• [SHORT TASK] Copy the lines from the one containing "Where is each element in this w=450" through the one containing "slice-label-value-1: 22.3% [262,175,300,188]", swapping "pie-slices" for "pie-wedges" and leaving everything else as it is.

• [RECORD SET]
....
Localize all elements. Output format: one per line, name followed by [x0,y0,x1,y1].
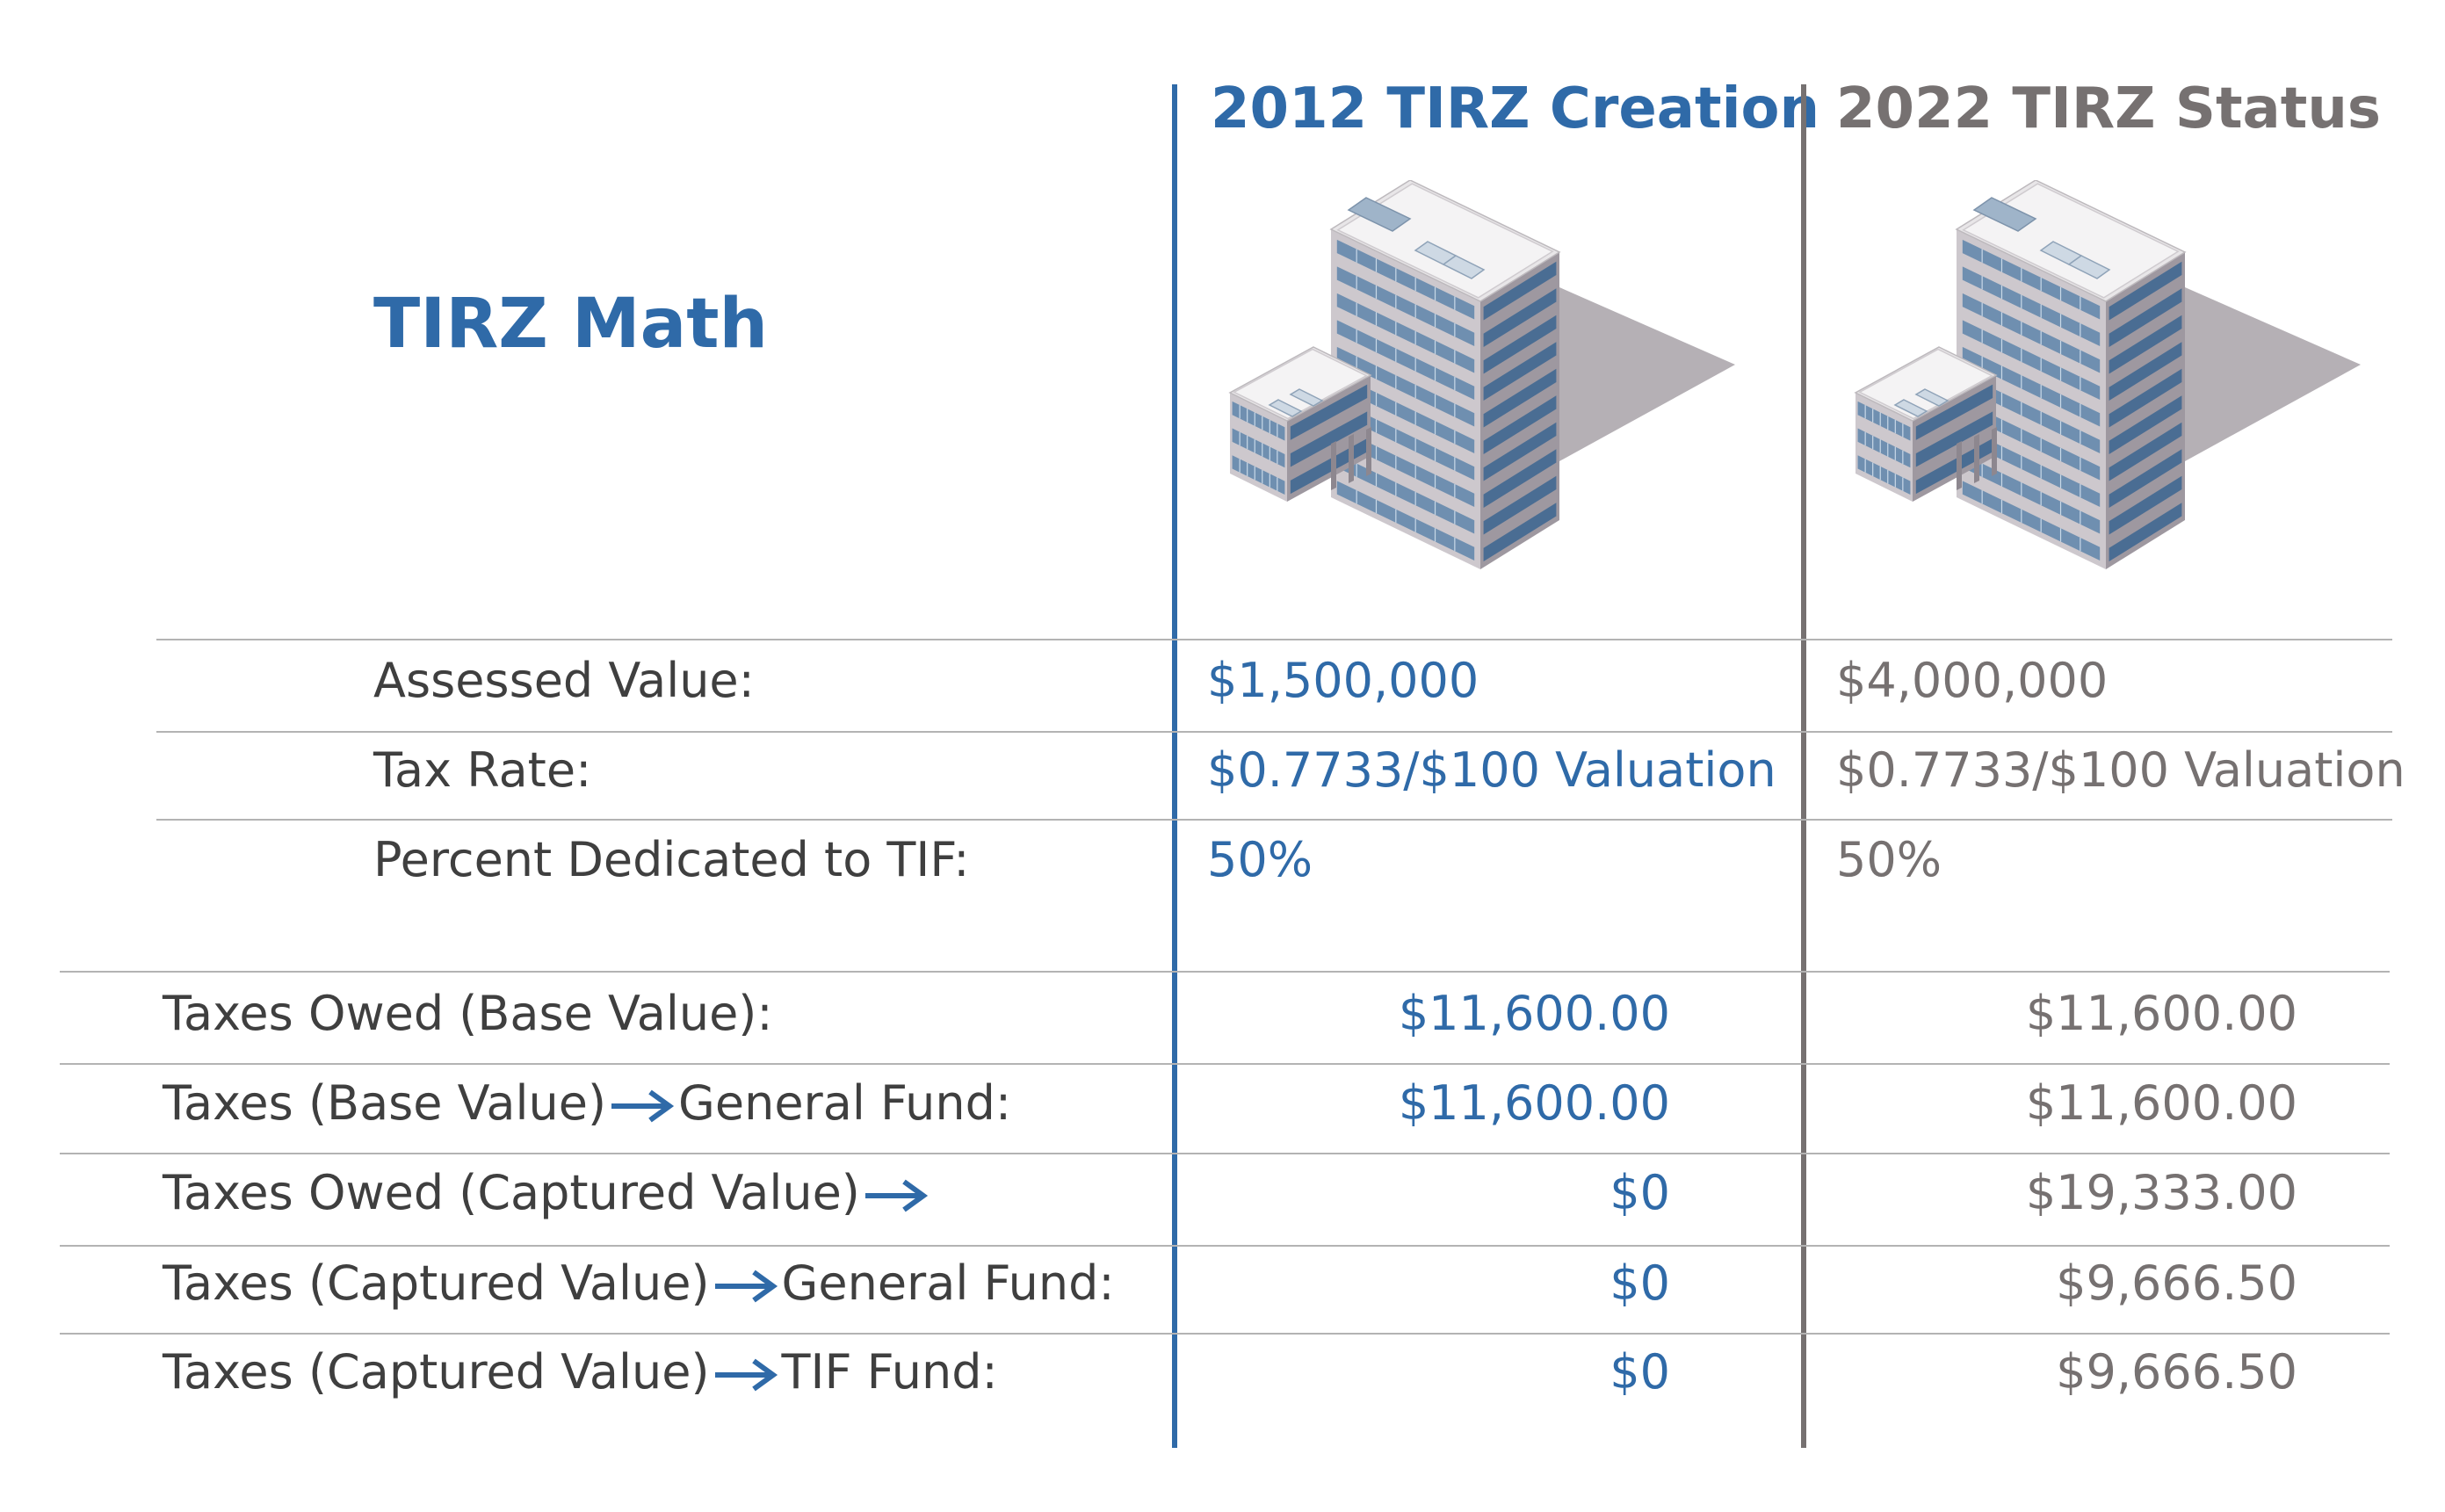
....
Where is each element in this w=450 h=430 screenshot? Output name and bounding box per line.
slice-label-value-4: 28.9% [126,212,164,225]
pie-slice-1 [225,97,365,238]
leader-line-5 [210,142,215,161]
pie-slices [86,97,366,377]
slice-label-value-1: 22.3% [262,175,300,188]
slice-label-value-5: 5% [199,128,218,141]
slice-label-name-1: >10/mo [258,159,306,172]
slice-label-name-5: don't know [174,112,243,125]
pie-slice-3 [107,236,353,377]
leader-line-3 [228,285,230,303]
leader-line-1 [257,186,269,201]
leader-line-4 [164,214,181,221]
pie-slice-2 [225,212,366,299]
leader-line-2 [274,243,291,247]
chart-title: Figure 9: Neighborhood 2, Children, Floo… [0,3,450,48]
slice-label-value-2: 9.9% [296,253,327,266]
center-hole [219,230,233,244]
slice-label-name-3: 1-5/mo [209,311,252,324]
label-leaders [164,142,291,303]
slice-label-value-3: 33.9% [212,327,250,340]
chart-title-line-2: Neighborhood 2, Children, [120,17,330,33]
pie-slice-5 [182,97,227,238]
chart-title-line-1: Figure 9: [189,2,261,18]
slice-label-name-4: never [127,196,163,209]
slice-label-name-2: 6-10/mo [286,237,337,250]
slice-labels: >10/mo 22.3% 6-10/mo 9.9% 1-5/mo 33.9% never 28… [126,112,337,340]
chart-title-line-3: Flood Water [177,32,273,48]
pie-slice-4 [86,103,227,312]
....
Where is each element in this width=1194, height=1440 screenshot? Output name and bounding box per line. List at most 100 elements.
....
• [FULL RESPONSE]
Where is each element in this w=450 h=430 screenshot? Output name and bounding box per line.
slice-label-value-4: 28.9% [126,212,164,225]
pie-slice-1 [225,97,365,238]
leader-line-5 [210,142,215,161]
pie-wedges [86,97,366,377]
slice-label-value-1: 22.3% [262,175,300,188]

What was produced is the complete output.